— Start Data extract —

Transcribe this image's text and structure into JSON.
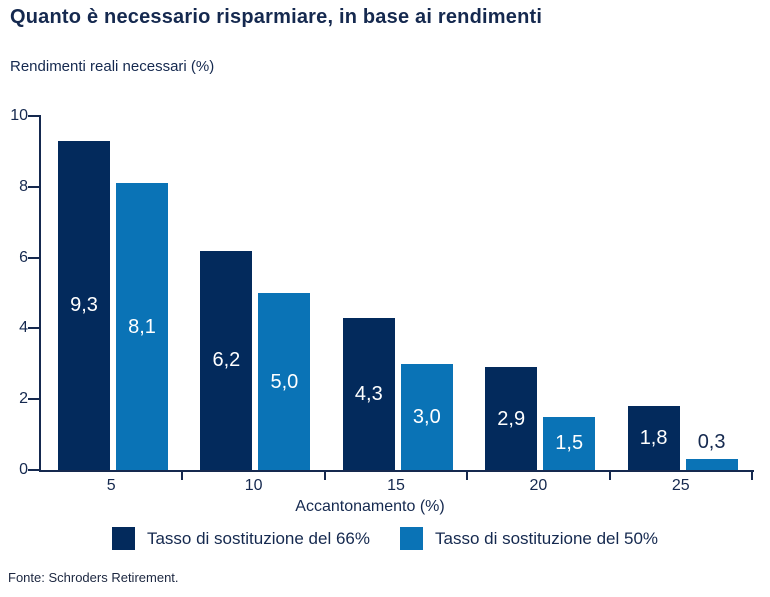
{
  "footer": {
    "source": "Fonte: Schroders Retirement."
  },
  "chart_data": {
    "type": "bar",
    "title": "Quanto è necessario risparmiare, in base ai rendimenti",
    "subtitle": "Rendimenti reali necessari (%)",
    "xlabel": "Accantonamento (%)",
    "ylabel": "Rendimenti reali necessari (%)",
    "categories": [
      "5",
      "10",
      "15",
      "20",
      "25"
    ],
    "series": [
      {
        "name": "Tasso di sostituzione del 66%",
        "color": "#032a5c",
        "values": [
          9.3,
          6.2,
          4.3,
          2.9,
          1.8
        ],
        "value_labels": [
          "9,3",
          "6,2",
          "4,3",
          "2,9",
          "1,8"
        ]
      },
      {
        "name": "Tasso di sostituzione del 50%",
        "color": "#0a73b6",
        "values": [
          8.1,
          5.0,
          3.0,
          1.5,
          0.3
        ],
        "value_labels": [
          "8,1",
          "5,0",
          "3,0",
          "1,5",
          "0,3"
        ]
      }
    ],
    "ylim": [
      0,
      10
    ],
    "yticks": [
      0,
      2,
      4,
      6,
      8,
      10
    ],
    "grid": false,
    "legend_position": "bottom",
    "colors": {
      "text": "#15294f",
      "background": "#ffffff"
    }
  }
}
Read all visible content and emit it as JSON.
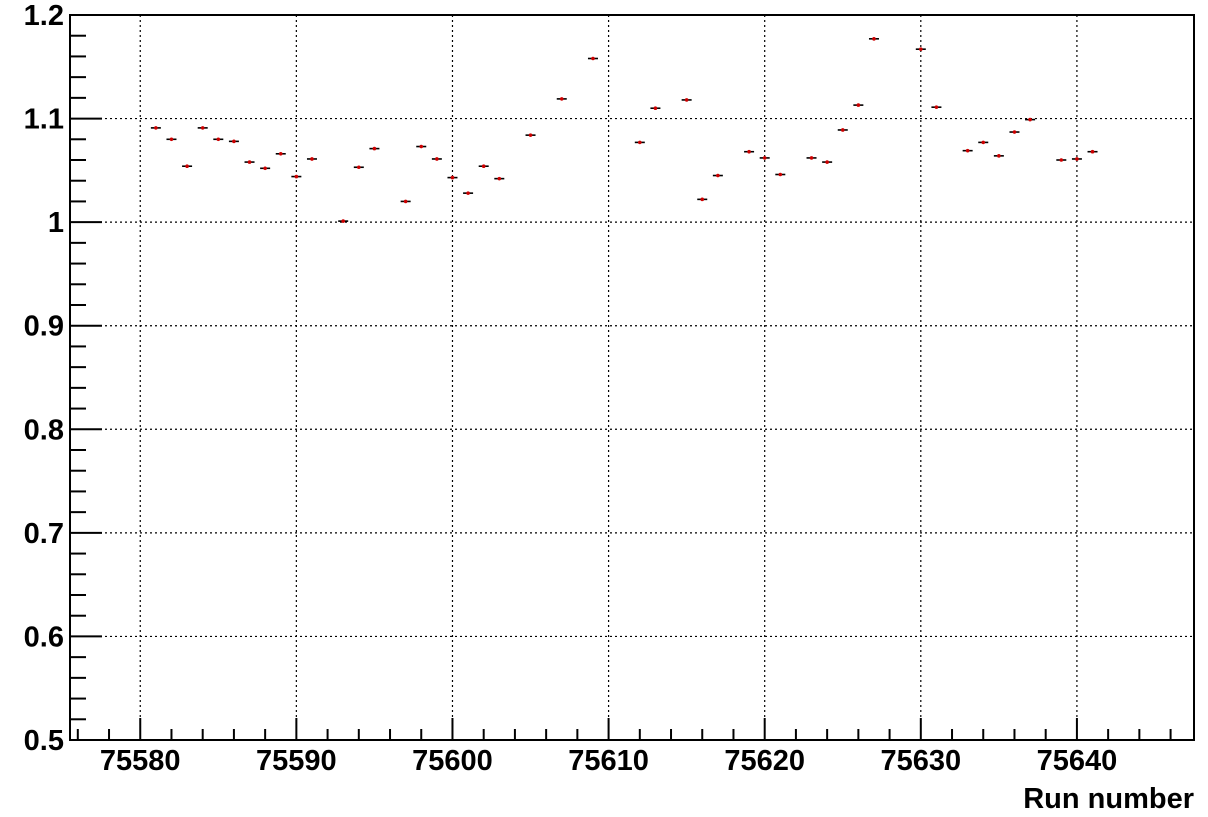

— End Data extract —

■ Task goal:
Consider the entries above and return each line with the string "reali".

■ Result of the task:
    "subtitle": "Rendimenti reali necessari (%)",
    "ylabel": "Rendimenti reali necessari (%)",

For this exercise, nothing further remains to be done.